_Task goal_: All of the records below should be output exactly.

═══ Records shown

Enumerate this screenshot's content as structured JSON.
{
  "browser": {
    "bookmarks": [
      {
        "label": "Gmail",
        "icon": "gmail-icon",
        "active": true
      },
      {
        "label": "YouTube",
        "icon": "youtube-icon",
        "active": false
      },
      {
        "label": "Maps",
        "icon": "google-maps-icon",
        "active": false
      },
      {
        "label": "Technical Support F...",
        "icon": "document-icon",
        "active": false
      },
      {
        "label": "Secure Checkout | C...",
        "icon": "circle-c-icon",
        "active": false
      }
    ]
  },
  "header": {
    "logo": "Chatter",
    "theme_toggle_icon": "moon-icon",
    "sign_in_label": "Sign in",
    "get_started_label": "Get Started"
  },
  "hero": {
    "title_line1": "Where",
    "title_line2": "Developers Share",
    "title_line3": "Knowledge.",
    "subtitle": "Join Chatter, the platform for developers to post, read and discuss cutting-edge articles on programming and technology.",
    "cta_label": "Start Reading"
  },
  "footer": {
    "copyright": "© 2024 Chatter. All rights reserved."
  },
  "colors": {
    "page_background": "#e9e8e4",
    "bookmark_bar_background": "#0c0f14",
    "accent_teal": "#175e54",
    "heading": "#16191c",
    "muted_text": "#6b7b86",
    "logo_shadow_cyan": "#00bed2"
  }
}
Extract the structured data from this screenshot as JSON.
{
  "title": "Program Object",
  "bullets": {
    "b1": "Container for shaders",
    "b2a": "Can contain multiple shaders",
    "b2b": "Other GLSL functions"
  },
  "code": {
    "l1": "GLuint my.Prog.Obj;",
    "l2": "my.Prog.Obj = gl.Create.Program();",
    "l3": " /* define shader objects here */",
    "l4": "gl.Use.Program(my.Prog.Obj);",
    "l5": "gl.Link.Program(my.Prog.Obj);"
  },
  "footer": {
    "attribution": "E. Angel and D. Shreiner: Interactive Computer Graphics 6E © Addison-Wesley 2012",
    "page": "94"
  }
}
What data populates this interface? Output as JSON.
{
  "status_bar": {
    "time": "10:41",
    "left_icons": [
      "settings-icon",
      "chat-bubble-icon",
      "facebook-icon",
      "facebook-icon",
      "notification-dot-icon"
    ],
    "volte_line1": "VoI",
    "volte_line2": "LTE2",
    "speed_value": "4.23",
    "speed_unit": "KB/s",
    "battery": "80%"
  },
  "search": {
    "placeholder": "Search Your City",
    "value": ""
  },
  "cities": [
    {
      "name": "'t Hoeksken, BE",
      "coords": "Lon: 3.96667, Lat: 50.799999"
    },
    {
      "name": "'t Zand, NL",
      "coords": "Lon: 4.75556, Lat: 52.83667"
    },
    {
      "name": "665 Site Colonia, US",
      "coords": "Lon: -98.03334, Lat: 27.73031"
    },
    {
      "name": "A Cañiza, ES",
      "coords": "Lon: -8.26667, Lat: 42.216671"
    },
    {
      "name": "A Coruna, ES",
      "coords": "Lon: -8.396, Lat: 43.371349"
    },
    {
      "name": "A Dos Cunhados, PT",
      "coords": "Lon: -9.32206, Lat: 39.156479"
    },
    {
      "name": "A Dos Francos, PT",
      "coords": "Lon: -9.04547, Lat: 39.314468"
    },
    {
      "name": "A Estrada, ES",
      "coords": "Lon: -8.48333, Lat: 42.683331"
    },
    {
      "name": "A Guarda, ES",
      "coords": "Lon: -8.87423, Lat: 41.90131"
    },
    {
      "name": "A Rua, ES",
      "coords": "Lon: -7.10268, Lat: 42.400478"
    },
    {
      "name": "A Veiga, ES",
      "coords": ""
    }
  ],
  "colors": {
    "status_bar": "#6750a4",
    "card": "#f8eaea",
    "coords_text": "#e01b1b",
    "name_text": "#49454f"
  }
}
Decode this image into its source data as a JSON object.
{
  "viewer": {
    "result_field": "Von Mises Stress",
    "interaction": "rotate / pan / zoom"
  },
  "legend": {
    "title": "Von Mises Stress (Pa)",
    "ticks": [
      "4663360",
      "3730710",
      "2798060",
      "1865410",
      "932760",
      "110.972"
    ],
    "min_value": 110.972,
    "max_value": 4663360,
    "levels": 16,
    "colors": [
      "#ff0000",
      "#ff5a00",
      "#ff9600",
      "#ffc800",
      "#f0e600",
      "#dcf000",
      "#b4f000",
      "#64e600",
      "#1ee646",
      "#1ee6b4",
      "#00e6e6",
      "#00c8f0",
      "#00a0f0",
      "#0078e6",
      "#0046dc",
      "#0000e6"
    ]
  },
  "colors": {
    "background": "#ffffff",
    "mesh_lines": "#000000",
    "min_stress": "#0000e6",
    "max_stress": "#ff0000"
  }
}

══════

_The output_:
Enumerate this screenshot's content as structured JSON.
{
  "browser": {
    "bookmarks": [
      {
        "label": "Gmail",
        "icon": "gmail-icon",
        "active": true
      },
      {
        "label": "YouTube",
        "icon": "youtube-icon",
        "active": false
      },
      {
        "label": "Maps",
        "icon": "google-maps-icon",
        "active": false
      },
      {
        "label": "Technical Support F...",
        "icon": "document-icon",
        "active": false
      },
      {
        "label": "Secure Checkout | C...",
        "icon": "circle-c-icon",
        "active": false
      }
    ]
  },
  "header": {
    "logo": "Chatter",
    "theme_toggle_icon": "moon-icon",
    "sign_in_label": "Sign in",
    "get_started_label": "Get Started"
  },
  "hero": {
    "title_line1": "Where",
    "title_line2": "Developers Share",
    "title_line3": "Knowledge.",
    "subtitle": "Join Chatter, the platform for developers to post, read and discuss cutting-edge articles on programming and technology.",
    "cta_label": "Start Reading"
  },
  "footer": {
    "copyright": "© 2024 Chatter. All rights reserved."
  },
  "colors": {
    "page_background": "#e9e8e4",
    "bookmark_bar_background": "#0c0f14",
    "accent_teal": "#175e54",
    "heading": "#16191c",
    "muted_text": "#6b7b86",
    "logo_shadow_cyan": "#00bed2"
  }
}
Extract the structured data from this screenshot as JSON.
{
  "title": "Program Object",
  "bullets": {
    "b1": "Container for shaders",
    "b2a": "Can contain multiple shaders",
    "b2b": "Other GLSL functions"
  },
  "code": {
    "l1": "GLuint my.Prog.Obj;",
    "l2": "my.Prog.Obj = gl.Create.Program();",
    "l3": " /* define shader objects here */",
    "l4": "gl.Use.Program(my.Prog.Obj);",
    "l5": "gl.Link.Program(my.Prog.Obj);"
  },
  "footer": {
    "attribution": "E. Angel and D. Shreiner: Interactive Computer Graphics 6E © Addison-Wesley 2012",
    "page": "94"
  }
}
What data populates this interface? Output as JSON.
{
  "status_bar": {
    "time": "10:41",
    "left_icons": [
      "settings-icon",
      "chat-bubble-icon",
      "facebook-icon",
      "facebook-icon",
      "notification-dot-icon"
    ],
    "volte_line1": "VoI",
    "volte_line2": "LTE2",
    "speed_value": "4.23",
    "speed_unit": "KB/s",
    "battery": "80%"
  },
  "search": {
    "placeholder": "Search Your City",
    "value": ""
  },
  "cities": [
    {
      "name": "'t Hoeksken, BE",
      "coords": "Lon: 3.96667, Lat: 50.799999"
    },
    {
      "name": "'t Zand, NL",
      "coords": "Lon: 4.75556, Lat: 52.83667"
    },
    {
      "name": "665 Site Colonia, US",
      "coords": "Lon: -98.03334, Lat: 27.73031"
    },
    {
      "name": "A Cañiza, ES",
      "coords": "Lon: -8.26667, Lat: 42.216671"
    },
    {
      "name": "A Coruna, ES",
      "coords": "Lon: -8.396, Lat: 43.371349"
    },
    {
      "name": "A Dos Cunhados, PT",
      "coords": "Lon: -9.32206, Lat: 39.156479"
    },
    {
      "name": "A Dos Francos, PT",
      "coords": "Lon: -9.04547, Lat: 39.314468"
    },
    {
      "name": "A Estrada, ES",
      "coords": "Lon: -8.48333, Lat: 42.683331"
    },
    {
      "name": "A Guarda, ES",
      "coords": "Lon: -8.87423, Lat: 41.90131"
    },
    {
      "name": "A Rua, ES",
      "coords": "Lon: -7.10268, Lat: 42.400478"
    },
    {
      "name": "A Veiga, ES",
      "coords": ""
    }
  ],
  "colors": {
    "status_bar": "#6750a4",
    "card": "#f8eaea",
    "coords_text": "#e01b1b",
    "name_text": "#49454f"
  }
}
Decode this image into its source data as a JSON object.
{
  "viewer": {
    "result_field": "Von Mises Stress",
    "interaction": "rotate / pan / zoom"
  },
  "legend": {
    "title": "Von Mises Stress (Pa)",
    "ticks": [
      "4663360",
      "3730710",
      "2798060",
      "1865410",
      "932760",
      "110.972"
    ],
    "min_value": 110.972,
    "max_value": 4663360,
    "levels": 16,
    "colors": [
      "#ff0000",
      "#ff5a00",
      "#ff9600",
      "#ffc800",
      "#f0e600",
      "#dcf000",
      "#b4f000",
      "#64e600",
      "#1ee646",
      "#1ee6b4",
      "#00e6e6",
      "#00c8f0",
      "#00a0f0",
      "#0078e6",
      "#0046dc",
      "#0000e6"
    ]
  },
  "colors": {
    "background": "#ffffff",
    "mesh_lines": "#000000",
    "min_stress": "#0000e6",
    "max_stress": "#ff0000"
  }
}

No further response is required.